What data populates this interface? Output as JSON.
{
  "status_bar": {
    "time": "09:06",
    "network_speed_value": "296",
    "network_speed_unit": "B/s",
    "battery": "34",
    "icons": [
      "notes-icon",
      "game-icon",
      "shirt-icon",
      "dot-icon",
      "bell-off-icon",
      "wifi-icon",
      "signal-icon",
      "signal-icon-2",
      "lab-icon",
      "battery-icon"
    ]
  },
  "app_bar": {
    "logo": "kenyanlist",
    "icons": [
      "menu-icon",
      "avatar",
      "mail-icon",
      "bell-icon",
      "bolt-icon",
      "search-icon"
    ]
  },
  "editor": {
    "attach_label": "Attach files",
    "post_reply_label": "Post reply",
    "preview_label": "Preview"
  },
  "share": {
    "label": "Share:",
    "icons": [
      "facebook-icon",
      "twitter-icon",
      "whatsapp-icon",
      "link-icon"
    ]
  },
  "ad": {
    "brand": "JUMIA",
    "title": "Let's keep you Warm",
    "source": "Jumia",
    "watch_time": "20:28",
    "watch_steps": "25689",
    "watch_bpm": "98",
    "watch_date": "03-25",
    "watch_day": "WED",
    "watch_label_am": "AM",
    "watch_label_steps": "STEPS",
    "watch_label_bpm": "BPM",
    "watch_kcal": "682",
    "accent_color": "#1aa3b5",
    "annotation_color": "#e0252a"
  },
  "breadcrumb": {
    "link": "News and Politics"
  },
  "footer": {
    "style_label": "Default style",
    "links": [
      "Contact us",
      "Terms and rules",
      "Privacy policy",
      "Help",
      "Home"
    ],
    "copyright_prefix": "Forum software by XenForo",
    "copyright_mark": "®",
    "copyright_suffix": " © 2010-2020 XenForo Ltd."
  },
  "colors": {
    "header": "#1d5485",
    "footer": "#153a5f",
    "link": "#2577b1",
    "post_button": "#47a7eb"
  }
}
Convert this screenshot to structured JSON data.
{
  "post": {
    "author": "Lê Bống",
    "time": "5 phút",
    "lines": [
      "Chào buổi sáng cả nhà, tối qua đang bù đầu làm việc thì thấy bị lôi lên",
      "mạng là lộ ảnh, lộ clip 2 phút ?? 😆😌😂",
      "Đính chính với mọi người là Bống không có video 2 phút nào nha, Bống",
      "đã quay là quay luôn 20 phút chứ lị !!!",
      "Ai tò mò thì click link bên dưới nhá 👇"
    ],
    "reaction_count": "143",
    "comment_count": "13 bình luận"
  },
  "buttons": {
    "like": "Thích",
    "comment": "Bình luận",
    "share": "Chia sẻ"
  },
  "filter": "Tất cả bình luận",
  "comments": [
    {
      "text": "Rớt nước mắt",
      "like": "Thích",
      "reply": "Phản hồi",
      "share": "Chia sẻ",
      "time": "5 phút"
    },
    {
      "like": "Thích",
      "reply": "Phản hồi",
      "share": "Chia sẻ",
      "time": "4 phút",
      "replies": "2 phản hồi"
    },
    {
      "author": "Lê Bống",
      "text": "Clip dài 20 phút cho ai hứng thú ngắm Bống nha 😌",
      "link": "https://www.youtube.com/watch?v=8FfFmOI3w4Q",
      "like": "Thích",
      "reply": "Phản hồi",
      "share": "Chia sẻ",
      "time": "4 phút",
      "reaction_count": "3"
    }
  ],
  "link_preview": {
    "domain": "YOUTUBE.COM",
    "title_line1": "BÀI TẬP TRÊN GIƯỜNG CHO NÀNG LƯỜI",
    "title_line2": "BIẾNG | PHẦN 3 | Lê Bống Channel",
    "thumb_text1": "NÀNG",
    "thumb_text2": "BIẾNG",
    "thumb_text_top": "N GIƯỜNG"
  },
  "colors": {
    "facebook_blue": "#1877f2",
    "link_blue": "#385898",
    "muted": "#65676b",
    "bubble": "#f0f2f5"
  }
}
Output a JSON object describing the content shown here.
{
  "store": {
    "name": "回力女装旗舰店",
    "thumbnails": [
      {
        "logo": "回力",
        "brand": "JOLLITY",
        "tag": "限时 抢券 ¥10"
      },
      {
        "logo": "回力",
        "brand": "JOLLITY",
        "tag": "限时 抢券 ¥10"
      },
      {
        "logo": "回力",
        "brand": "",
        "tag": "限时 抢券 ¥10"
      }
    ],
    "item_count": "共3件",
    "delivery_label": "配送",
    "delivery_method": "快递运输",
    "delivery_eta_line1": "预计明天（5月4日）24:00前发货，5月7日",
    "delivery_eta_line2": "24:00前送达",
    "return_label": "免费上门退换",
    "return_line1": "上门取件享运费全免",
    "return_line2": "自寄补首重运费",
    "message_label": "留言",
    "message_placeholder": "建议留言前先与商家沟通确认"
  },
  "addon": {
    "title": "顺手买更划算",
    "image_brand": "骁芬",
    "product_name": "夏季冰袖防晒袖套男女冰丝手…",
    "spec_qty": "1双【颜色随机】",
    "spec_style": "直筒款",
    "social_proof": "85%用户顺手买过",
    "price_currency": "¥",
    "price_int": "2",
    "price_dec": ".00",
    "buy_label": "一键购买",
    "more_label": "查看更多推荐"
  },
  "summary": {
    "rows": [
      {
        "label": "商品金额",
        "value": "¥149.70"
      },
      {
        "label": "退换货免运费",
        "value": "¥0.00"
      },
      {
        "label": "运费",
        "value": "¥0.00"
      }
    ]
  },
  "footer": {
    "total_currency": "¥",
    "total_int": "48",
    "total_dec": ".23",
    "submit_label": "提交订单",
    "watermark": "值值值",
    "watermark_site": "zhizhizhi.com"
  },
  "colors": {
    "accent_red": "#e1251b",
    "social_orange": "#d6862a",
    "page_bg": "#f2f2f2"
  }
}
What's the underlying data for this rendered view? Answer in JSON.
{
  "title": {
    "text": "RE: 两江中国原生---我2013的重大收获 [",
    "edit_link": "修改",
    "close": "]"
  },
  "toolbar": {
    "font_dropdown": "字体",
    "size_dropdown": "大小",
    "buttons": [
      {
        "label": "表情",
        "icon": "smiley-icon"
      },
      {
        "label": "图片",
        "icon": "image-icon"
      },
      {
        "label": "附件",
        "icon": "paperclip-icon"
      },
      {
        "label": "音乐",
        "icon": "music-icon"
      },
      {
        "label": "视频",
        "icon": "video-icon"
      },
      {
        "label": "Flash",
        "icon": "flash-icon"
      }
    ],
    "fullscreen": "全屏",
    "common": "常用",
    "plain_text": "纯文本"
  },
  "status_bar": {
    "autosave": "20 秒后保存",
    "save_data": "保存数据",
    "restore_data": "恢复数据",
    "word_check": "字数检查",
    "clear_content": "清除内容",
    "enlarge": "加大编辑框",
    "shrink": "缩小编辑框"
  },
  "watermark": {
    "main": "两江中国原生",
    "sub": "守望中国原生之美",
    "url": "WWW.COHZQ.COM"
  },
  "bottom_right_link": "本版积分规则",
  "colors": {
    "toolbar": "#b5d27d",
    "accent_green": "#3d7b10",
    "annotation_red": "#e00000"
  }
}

***

- _Problem requirements_
Copy out the full material exactly as it appears.

- _Answer to this task_
What data populates this interface? Output as JSON.
{
  "status_bar": {
    "time": "09:06",
    "network_speed_value": "296",
    "network_speed_unit": "B/s",
    "battery": "34",
    "icons": [
      "notes-icon",
      "game-icon",
      "shirt-icon",
      "dot-icon",
      "bell-off-icon",
      "wifi-icon",
      "signal-icon",
      "signal-icon-2",
      "lab-icon",
      "battery-icon"
    ]
  },
  "app_bar": {
    "logo": "kenyanlist",
    "icons": [
      "menu-icon",
      "avatar",
      "mail-icon",
      "bell-icon",
      "bolt-icon",
      "search-icon"
    ]
  },
  "editor": {
    "attach_label": "Attach files",
    "post_reply_label": "Post reply",
    "preview_label": "Preview"
  },
  "share": {
    "label": "Share:",
    "icons": [
      "facebook-icon",
      "twitter-icon",
      "whatsapp-icon",
      "link-icon"
    ]
  },
  "ad": {
    "brand": "JUMIA",
    "title": "Let's keep you Warm",
    "source": "Jumia",
    "watch_time": "20:28",
    "watch_steps": "25689",
    "watch_bpm": "98",
    "watch_date": "03-25",
    "watch_day": "WED",
    "watch_label_am": "AM",
    "watch_label_steps": "STEPS",
    "watch_label_bpm": "BPM",
    "watch_kcal": "682",
    "accent_color": "#1aa3b5",
    "annotation_color": "#e0252a"
  },
  "breadcrumb": {
    "link": "News and Politics"
  },
  "footer": {
    "style_label": "Default style",
    "links": [
      "Contact us",
      "Terms and rules",
      "Privacy policy",
      "Help",
      "Home"
    ],
    "copyright_prefix": "Forum software by XenForo",
    "copyright_mark": "®",
    "copyright_suffix": " © 2010-2020 XenForo Ltd."
  },
  "colors": {
    "header": "#1d5485",
    "footer": "#153a5f",
    "link": "#2577b1",
    "post_button": "#47a7eb"
  }
}
Convert this screenshot to structured JSON data.
{
  "post": {
    "author": "Lê Bống",
    "time": "5 phút",
    "lines": [
      "Chào buổi sáng cả nhà, tối qua đang bù đầu làm việc thì thấy bị lôi lên",
      "mạng là lộ ảnh, lộ clip 2 phút ?? 😆😌😂",
      "Đính chính với mọi người là Bống không có video 2 phút nào nha, Bống",
      "đã quay là quay luôn 20 phút chứ lị !!!",
      "Ai tò mò thì click link bên dưới nhá 👇"
    ],
    "reaction_count": "143",
    "comment_count": "13 bình luận"
  },
  "buttons": {
    "like": "Thích",
    "comment": "Bình luận",
    "share": "Chia sẻ"
  },
  "filter": "Tất cả bình luận",
  "comments": [
    {
      "text": "Rớt nước mắt",
      "like": "Thích",
      "reply": "Phản hồi",
      "share": "Chia sẻ",
      "time": "5 phút"
    },
    {
      "like": "Thích",
      "reply": "Phản hồi",
      "share": "Chia sẻ",
      "time": "4 phút",
      "replies": "2 phản hồi"
    },
    {
      "author": "Lê Bống",
      "text": "Clip dài 20 phút cho ai hứng thú ngắm Bống nha 😌",
      "link": "https://www.youtube.com/watch?v=8FfFmOI3w4Q",
      "like": "Thích",
      "reply": "Phản hồi",
      "share": "Chia sẻ",
      "time": "4 phút",
      "reaction_count": "3"
    }
  ],
  "link_preview": {
    "domain": "YOUTUBE.COM",
    "title_line1": "BÀI TẬP TRÊN GIƯỜNG CHO NÀNG LƯỜI",
    "title_line2": "BIẾNG | PHẦN 3 | Lê Bống Channel",
    "thumb_text1": "NÀNG",
    "thumb_text2": "BIẾNG",
    "thumb_text_top": "N GIƯỜNG"
  },
  "colors": {
    "facebook_blue": "#1877f2",
    "link_blue": "#385898",
    "muted": "#65676b",
    "bubble": "#f0f2f5"
  }
}
Output a JSON object describing the content shown here.
{
  "store": {
    "name": "回力女装旗舰店",
    "thumbnails": [
      {
        "logo": "回力",
        "brand": "JOLLITY",
        "tag": "限时 抢券 ¥10"
      },
      {
        "logo": "回力",
        "brand": "JOLLITY",
        "tag": "限时 抢券 ¥10"
      },
      {
        "logo": "回力",
        "brand": "",
        "tag": "限时 抢券 ¥10"
      }
    ],
    "item_count": "共3件",
    "delivery_label": "配送",
    "delivery_method": "快递运输",
    "delivery_eta_line1": "预计明天（5月4日）24:00前发货，5月7日",
    "delivery_eta_line2": "24:00前送达",
    "return_label": "免费上门退换",
    "return_line1": "上门取件享运费全免",
    "return_line2": "自寄补首重运费",
    "message_label": "留言",
    "message_placeholder": "建议留言前先与商家沟通确认"
  },
  "addon": {
    "title": "顺手买更划算",
    "image_brand": "骁芬",
    "product_name": "夏季冰袖防晒袖套男女冰丝手…",
    "spec_qty": "1双【颜色随机】",
    "spec_style": "直筒款",
    "social_proof": "85%用户顺手买过",
    "price_currency": "¥",
    "price_int": "2",
    "price_dec": ".00",
    "buy_label": "一键购买",
    "more_label": "查看更多推荐"
  },
  "summary": {
    "rows": [
      {
        "label": "商品金额",
        "value": "¥149.70"
      },
      {
        "label": "退换货免运费",
        "value": "¥0.00"
      },
      {
        "label": "运费",
        "value": "¥0.00"
      }
    ]
  },
  "footer": {
    "total_currency": "¥",
    "total_int": "48",
    "total_dec": ".23",
    "submit_label": "提交订单",
    "watermark": "值值值",
    "watermark_site": "zhizhizhi.com"
  },
  "colors": {
    "accent_red": "#e1251b",
    "social_orange": "#d6862a",
    "page_bg": "#f2f2f2"
  }
}
What's the underlying data for this rendered view? Answer in JSON.
{
  "title": {
    "text": "RE: 两江中国原生---我2013的重大收获 [",
    "edit_link": "修改",
    "close": "]"
  },
  "toolbar": {
    "font_dropdown": "字体",
    "size_dropdown": "大小",
    "buttons": [
      {
        "label": "表情",
        "icon": "smiley-icon"
      },
      {
        "label": "图片",
        "icon": "image-icon"
      },
      {
        "label": "附件",
        "icon": "paperclip-icon"
      },
      {
        "label": "音乐",
        "icon": "music-icon"
      },
      {
        "label": "视频",
        "icon": "video-icon"
      },
      {
        "label": "Flash",
        "icon": "flash-icon"
      }
    ],
    "fullscreen": "全屏",
    "common": "常用",
    "plain_text": "纯文本"
  },
  "status_bar": {
    "autosave": "20 秒后保存",
    "save_data": "保存数据",
    "restore_data": "恢复数据",
    "word_check": "字数检查",
    "clear_content": "清除内容",
    "enlarge": "加大编辑框",
    "shrink": "缩小编辑框"
  },
  "watermark": {
    "main": "两江中国原生",
    "sub": "守望中国原生之美",
    "url": "WWW.COHZQ.COM"
  },
  "bottom_right_link": "本版积分规则",
  "colors": {
    "toolbar": "#b5d27d",
    "accent_green": "#3d7b10",
    "annotation_red": "#e00000"
  }
}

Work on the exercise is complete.